--- begin RECORDS TO USE ---

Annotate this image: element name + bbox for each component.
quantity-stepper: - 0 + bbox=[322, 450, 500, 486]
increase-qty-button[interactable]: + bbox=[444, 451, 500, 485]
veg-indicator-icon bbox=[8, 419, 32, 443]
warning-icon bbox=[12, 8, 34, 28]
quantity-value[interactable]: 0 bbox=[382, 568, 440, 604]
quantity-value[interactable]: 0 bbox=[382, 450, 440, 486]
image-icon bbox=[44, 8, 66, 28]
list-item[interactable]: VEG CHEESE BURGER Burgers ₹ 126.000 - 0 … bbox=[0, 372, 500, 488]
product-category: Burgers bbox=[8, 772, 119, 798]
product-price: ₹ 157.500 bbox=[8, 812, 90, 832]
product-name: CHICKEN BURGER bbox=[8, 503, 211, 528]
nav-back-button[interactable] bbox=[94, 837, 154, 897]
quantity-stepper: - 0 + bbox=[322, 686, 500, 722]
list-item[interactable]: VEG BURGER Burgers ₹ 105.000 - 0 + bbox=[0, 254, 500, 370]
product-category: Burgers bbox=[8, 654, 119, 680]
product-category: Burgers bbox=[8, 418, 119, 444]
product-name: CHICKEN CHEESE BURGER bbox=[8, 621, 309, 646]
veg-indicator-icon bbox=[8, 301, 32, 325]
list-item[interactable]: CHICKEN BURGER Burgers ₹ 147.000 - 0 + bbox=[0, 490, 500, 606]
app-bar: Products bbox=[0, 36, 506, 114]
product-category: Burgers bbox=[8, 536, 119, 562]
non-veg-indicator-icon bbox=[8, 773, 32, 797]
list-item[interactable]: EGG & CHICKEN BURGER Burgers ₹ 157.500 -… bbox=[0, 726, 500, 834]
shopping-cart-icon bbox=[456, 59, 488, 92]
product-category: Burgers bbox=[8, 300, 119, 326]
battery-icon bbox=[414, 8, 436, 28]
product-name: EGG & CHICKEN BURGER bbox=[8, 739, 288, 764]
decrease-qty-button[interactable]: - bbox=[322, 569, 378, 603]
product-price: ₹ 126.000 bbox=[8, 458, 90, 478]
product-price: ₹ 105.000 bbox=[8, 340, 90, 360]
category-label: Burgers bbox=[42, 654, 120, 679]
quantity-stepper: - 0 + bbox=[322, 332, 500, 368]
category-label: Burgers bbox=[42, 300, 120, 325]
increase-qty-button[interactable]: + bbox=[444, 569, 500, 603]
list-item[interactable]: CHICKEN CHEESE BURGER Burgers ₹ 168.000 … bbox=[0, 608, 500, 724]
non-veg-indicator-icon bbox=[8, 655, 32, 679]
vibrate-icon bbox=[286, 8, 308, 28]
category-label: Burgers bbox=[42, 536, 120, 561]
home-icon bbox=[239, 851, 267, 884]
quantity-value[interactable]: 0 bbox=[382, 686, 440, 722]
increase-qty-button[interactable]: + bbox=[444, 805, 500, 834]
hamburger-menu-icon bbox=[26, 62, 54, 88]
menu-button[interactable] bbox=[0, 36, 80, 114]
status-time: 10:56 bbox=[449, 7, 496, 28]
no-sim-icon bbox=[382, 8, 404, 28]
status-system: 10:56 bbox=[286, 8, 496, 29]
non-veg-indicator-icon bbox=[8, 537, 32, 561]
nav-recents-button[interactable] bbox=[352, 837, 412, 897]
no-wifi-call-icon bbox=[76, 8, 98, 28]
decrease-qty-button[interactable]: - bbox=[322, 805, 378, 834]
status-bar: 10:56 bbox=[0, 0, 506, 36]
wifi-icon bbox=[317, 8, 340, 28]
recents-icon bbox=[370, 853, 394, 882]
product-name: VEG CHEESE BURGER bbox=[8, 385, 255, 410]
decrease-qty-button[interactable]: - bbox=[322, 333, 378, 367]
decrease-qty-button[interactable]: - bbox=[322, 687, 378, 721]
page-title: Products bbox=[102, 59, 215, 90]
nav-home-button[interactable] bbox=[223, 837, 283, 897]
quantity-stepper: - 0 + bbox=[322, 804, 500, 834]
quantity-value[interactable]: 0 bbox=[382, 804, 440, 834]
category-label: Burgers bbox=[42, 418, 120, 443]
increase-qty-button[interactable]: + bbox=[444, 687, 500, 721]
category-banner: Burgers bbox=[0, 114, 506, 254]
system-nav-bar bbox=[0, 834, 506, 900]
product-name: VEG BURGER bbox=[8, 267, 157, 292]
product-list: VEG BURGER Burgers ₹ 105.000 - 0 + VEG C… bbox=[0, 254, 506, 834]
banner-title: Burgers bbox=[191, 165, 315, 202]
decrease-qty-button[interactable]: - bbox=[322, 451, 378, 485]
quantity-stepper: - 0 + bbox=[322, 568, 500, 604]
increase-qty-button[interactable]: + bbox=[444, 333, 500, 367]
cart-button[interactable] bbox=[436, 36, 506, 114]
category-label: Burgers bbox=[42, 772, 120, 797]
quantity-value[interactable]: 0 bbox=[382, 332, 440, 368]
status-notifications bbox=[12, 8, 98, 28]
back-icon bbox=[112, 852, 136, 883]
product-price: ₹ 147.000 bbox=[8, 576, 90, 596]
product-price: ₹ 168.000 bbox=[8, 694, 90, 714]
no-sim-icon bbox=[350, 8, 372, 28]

--- end RECORDS TO USE ---

# TASK GOAL
Render every line of the listing above as a numbered list, leaving out any blank lines.

# TASK OUTPUT
1. Annotate this image: element name + bbox for each component.
2. quantity-stepper: - 0 + bbox=[322, 450, 500, 486]
3. increase-qty-button[interactable]: + bbox=[444, 451, 500, 485]
4. veg-indicator-icon bbox=[8, 419, 32, 443]
5. warning-icon bbox=[12, 8, 34, 28]
6. quantity-value[interactable]: 0 bbox=[382, 568, 440, 604]
7. quantity-value[interactable]: 0 bbox=[382, 450, 440, 486]
8. image-icon bbox=[44, 8, 66, 28]
9. list-item[interactable]: VEG CHEESE BURGER Burgers ₹ 126.000 - 0 … bbox=[0, 372, 500, 488]
10. product-category: Burgers bbox=[8, 772, 119, 798]
11. product-price: ₹ 157.500 bbox=[8, 812, 90, 832]
12. product-name: CHICKEN BURGER bbox=[8, 503, 211, 528]
13. nav-back-button[interactable] bbox=[94, 837, 154, 897]
14. quantity-stepper: - 0 + bbox=[322, 686, 500, 722]
15. list-item[interactable]: VEG BURGER Burgers ₹ 105.000 - 0 + bbox=[0, 254, 500, 370]
16. product-category: Burgers bbox=[8, 654, 119, 680]
17. product-category: Burgers bbox=[8, 418, 119, 444]
18. product-name: CHICKEN CHEESE BURGER bbox=[8, 621, 309, 646]
19. veg-indicator-icon bbox=[8, 301, 32, 325]
20. list-item[interactable]: CHICKEN BURGER Burgers ₹ 147.000 - 0 + bbox=[0, 490, 500, 606]
21. app-bar: Products bbox=[0, 36, 506, 114]
22. product-category: Burgers bbox=[8, 536, 119, 562]
23. non-veg-indicator-icon bbox=[8, 773, 32, 797]
24. list-item[interactable]: EGG & CHICKEN BURGER Burgers ₹ 157.500 -… bbox=[0, 726, 500, 834]
25. shopping-cart-icon bbox=[456, 59, 488, 92]
26. product-category: Burgers bbox=[8, 300, 119, 326]
27. battery-icon bbox=[414, 8, 436, 28]
28. product-name: EGG & CHICKEN BURGER bbox=[8, 739, 288, 764]
29. decrease-qty-button[interactable]: - bbox=[322, 569, 378, 603]
30. product-price: ₹ 126.000 bbox=[8, 458, 90, 478]
31. product-price: ₹ 105.000 bbox=[8, 340, 90, 360]
32. category-label: Burgers bbox=[42, 654, 120, 679]
33. quantity-stepper: - 0 + bbox=[322, 332, 500, 368]
34. category-label: Burgers bbox=[42, 300, 120, 325]
35. increase-qty-button[interactable]: + bbox=[444, 569, 500, 603]
36. list-item[interactable]: CHICKEN CHEESE BURGER Burgers ₹ 168.000 … bbox=[0, 608, 500, 724]
37. non-veg-indicator-icon bbox=[8, 655, 32, 679]
38. vibrate-icon bbox=[286, 8, 308, 28]
39. category-label: Burgers bbox=[42, 536, 120, 561]
40. home-icon bbox=[239, 851, 267, 884]
41. quantity-value[interactable]: 0 bbox=[382, 686, 440, 722]
42. increase-qty-button[interactable]: + bbox=[444, 805, 500, 834]
43. hamburger-menu-icon bbox=[26, 62, 54, 88]
44. menu-button[interactable] bbox=[0, 36, 80, 114]
45. status-time: 10:56 bbox=[449, 7, 496, 28]
46. no-sim-icon bbox=[382, 8, 404, 28]
47. status-system: 10:56 bbox=[286, 8, 496, 29]
48. non-veg-indicator-icon bbox=[8, 537, 32, 561]
49. nav-recents-button[interactable] bbox=[352, 837, 412, 897]
50. no-wifi-call-icon bbox=[76, 8, 98, 28]
51. decrease-qty-button[interactable]: - bbox=[322, 805, 378, 834]
52. status-bar: 10:56 bbox=[0, 0, 506, 36]
53. wifi-icon bbox=[317, 8, 340, 28]
54. recents-icon bbox=[370, 853, 394, 882]
55. product-name: VEG CHEESE BURGER bbox=[8, 385, 255, 410]
56. decrease-qty-button[interactable]: - bbox=[322, 333, 378, 367]
57. decrease-qty-button[interactable]: - bbox=[322, 687, 378, 721]
58. page-title: Products bbox=[102, 59, 215, 90]
59. nav-home-button[interactable] bbox=[223, 837, 283, 897]
60. quantity-stepper: - 0 + bbox=[322, 804, 500, 834]
61. quantity-value[interactable]: 0 bbox=[382, 804, 440, 834]
62. category-label: Burgers bbox=[42, 418, 120, 443]
63. increase-qty-button[interactable]: + bbox=[444, 687, 500, 721]
64. category-banner: Burgers bbox=[0, 114, 506, 254]
65. system-nav-bar bbox=[0, 834, 506, 900]
66. product-name: VEG BURGER bbox=[8, 267, 157, 292]
67. product-list: VEG BURGER Burgers ₹ 105.000 - 0 + VEG C… bbox=[0, 254, 506, 834]
68. banner-title: Burgers bbox=[191, 165, 315, 202]
69. decrease-qty-button[interactable]: - bbox=[322, 451, 378, 485]
70. quantity-stepper: - 0 + bbox=[322, 568, 500, 604]
71. increase-qty-button[interactable]: + bbox=[444, 333, 500, 367]
72. cart-button[interactable] bbox=[436, 36, 506, 114]
73. category-label: Burgers bbox=[42, 772, 120, 797]
74. quantity-value[interactable]: 0 bbox=[382, 332, 440, 368]
75. status-notifications bbox=[12, 8, 98, 28]
76. back-icon bbox=[112, 852, 136, 883]
77. product-price: ₹ 147.000 bbox=[8, 576, 90, 596]
78. product-price: ₹ 168.000 bbox=[8, 694, 90, 714]
79. no-sim-icon bbox=[350, 8, 372, 28]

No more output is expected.